# [PROBLEM TO SOLVE]
Work out the number of lines with the word "dụng" in the material below, then reply with that number only.

Stored entries:

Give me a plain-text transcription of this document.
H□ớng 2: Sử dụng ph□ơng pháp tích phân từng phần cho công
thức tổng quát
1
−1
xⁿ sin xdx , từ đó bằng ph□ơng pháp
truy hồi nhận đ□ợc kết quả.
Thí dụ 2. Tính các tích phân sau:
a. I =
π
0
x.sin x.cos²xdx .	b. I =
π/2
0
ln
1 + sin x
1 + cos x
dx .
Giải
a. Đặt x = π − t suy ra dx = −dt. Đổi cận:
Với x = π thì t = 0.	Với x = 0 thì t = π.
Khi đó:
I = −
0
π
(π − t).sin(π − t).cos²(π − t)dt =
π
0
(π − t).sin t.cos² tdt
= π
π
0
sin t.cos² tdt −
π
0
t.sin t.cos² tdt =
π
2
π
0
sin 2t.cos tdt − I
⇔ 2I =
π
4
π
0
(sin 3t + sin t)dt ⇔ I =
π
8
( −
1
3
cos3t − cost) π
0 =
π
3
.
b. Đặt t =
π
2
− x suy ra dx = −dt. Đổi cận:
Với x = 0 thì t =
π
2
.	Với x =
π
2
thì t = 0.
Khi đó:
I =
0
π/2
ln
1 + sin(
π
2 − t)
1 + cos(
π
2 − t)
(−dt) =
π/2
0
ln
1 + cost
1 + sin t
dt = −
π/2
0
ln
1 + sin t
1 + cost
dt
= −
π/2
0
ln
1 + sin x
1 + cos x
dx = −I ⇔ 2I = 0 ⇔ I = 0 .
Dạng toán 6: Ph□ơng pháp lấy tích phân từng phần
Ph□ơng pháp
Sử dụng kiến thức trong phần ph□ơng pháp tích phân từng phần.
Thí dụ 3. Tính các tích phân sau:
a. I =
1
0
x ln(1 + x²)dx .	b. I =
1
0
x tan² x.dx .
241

# [COMPLETE OUTPUT]
2